Rows from a figure dataset:
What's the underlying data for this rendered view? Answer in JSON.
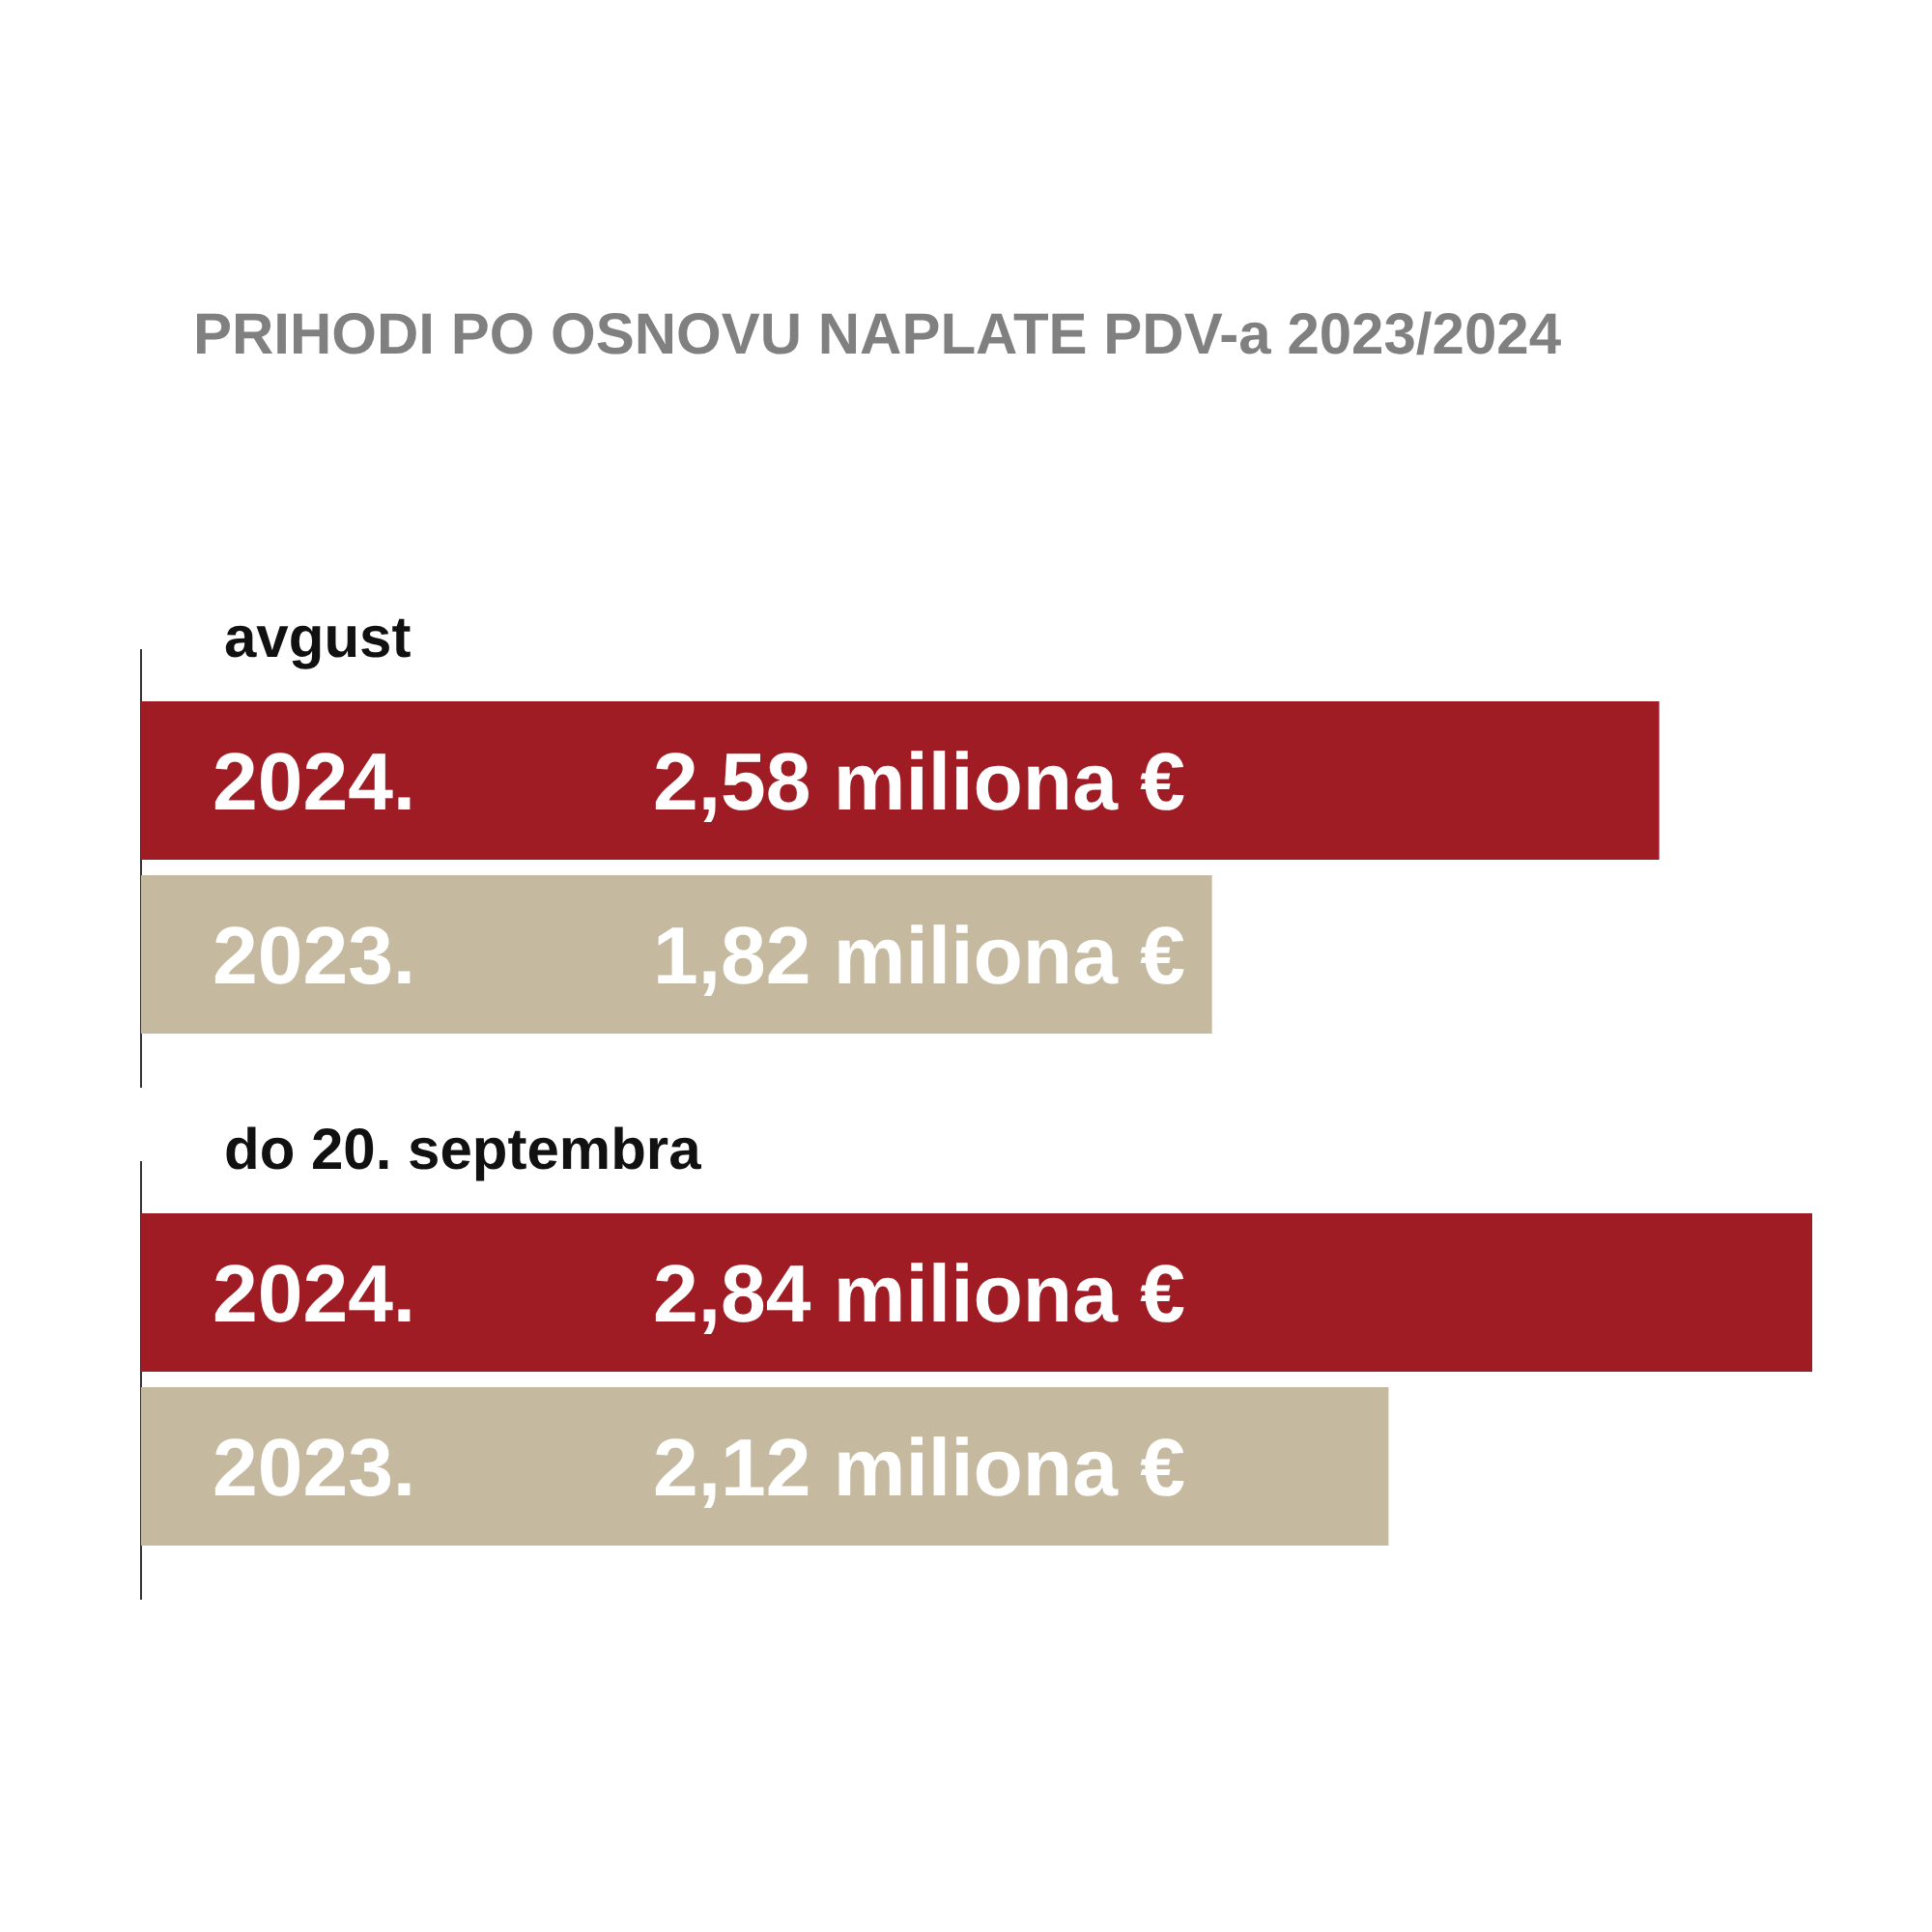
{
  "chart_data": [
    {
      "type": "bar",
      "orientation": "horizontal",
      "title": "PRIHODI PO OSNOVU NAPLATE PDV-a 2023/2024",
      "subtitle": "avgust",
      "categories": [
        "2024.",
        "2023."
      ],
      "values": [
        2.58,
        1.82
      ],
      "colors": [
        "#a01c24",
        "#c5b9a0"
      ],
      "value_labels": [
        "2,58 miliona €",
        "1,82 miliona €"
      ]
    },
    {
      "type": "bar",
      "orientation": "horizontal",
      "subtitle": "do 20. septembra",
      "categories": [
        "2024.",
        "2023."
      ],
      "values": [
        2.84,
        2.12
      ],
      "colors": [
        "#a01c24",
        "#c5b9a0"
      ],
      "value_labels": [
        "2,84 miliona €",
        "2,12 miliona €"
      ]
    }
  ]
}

» Objective: Write every entry out again exactly, dropping the pictures.

» Result of this exercise:
What's the underlying data for this rendered view? Answer in JSON.
{
  "chart_data": [
    {
      "type": "bar",
      "orientation": "horizontal",
      "title": "PRIHODI PO OSNOVU NAPLATE PDV-a 2023/2024",
      "subtitle": "avgust",
      "categories": [
        "2024.",
        "2023."
      ],
      "values": [
        2.58,
        1.82
      ],
      "colors": [
        "#a01c24",
        "#c5b9a0"
      ],
      "value_labels": [
        "2,58 miliona €",
        "1,82 miliona €"
      ]
    },
    {
      "type": "bar",
      "orientation": "horizontal",
      "subtitle": "do 20. septembra",
      "categories": [
        "2024.",
        "2023."
      ],
      "values": [
        2.84,
        2.12
      ],
      "colors": [
        "#a01c24",
        "#c5b9a0"
      ],
      "value_labels": [
        "2,84 miliona €",
        "2,12 miliona €"
      ]
    }
  ]
}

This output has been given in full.